Across the material below, how many lines contain the word "Selection"? Give only the number.

WORKING DATA:

++++++++++++++++++++

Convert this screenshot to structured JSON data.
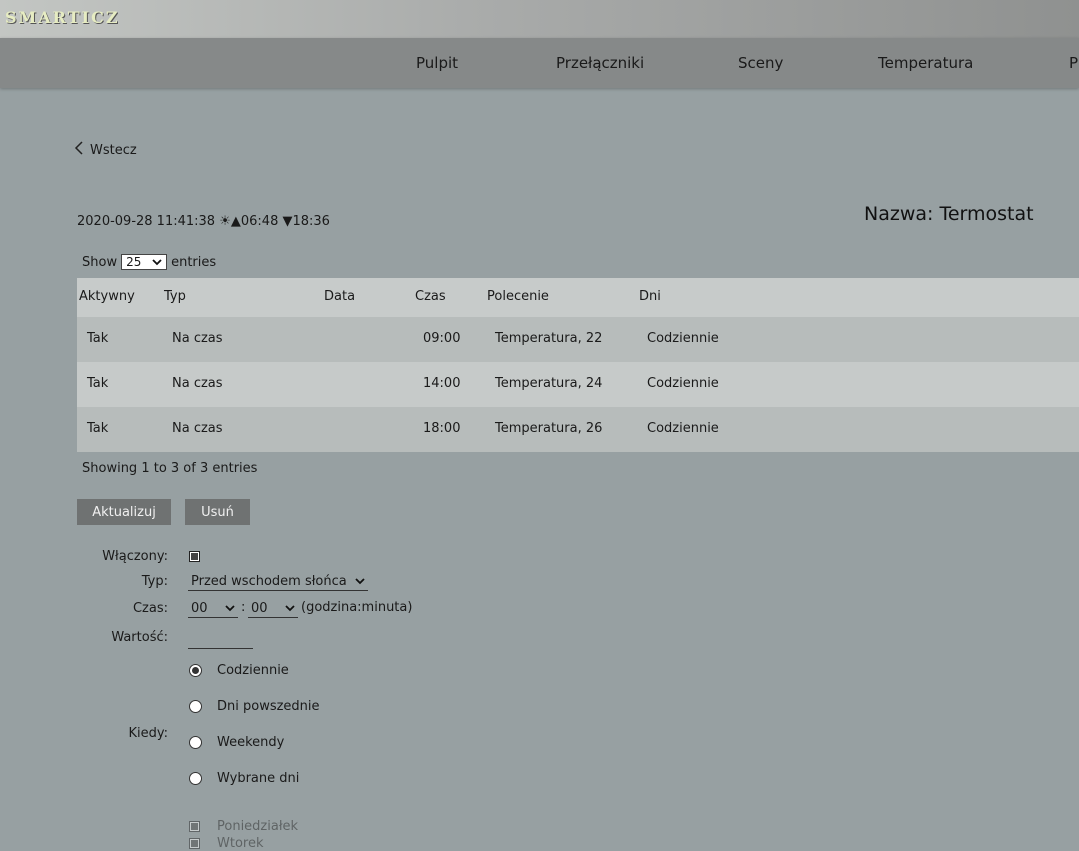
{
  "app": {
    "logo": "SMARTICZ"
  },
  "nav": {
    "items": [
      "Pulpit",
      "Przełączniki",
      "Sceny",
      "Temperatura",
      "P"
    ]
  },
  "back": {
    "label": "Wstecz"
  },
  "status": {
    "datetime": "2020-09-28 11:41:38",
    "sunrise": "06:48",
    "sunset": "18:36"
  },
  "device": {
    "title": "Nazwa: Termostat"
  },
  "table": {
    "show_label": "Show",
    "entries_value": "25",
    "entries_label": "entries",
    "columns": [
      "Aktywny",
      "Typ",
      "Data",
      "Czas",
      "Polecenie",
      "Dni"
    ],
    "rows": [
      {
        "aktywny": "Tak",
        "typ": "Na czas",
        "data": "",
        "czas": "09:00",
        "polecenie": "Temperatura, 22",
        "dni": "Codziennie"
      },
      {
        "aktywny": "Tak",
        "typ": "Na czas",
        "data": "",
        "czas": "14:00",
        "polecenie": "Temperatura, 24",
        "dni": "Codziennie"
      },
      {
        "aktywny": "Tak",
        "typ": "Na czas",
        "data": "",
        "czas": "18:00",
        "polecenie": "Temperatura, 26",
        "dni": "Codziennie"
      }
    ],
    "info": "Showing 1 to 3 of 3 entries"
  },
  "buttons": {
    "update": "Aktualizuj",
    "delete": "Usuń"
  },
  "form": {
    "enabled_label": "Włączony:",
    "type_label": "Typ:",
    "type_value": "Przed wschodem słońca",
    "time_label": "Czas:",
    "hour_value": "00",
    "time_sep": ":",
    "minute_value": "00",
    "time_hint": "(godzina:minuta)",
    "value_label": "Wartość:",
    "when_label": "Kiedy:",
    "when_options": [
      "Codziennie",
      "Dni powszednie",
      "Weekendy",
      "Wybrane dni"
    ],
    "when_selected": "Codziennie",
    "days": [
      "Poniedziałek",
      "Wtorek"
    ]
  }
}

++++++++++++++++++++

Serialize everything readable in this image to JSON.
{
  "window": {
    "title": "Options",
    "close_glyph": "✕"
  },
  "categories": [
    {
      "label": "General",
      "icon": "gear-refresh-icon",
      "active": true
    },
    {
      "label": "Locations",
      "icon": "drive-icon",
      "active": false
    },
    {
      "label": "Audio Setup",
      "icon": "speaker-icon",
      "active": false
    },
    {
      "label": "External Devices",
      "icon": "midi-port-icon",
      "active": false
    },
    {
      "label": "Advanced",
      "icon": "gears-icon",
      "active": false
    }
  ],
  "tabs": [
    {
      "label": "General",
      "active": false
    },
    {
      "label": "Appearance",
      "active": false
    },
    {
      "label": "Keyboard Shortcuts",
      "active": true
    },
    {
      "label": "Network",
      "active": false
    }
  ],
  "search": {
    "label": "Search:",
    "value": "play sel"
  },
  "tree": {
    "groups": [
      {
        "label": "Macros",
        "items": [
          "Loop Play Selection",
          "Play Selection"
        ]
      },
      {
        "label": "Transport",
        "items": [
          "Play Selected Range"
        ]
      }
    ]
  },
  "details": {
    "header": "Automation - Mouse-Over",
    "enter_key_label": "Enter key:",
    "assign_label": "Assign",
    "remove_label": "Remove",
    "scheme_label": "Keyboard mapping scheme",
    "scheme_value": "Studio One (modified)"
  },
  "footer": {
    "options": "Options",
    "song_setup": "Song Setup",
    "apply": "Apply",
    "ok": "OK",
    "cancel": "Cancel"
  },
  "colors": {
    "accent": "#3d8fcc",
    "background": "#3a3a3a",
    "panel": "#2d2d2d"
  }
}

++++++++++++++++++++

RESULT:
2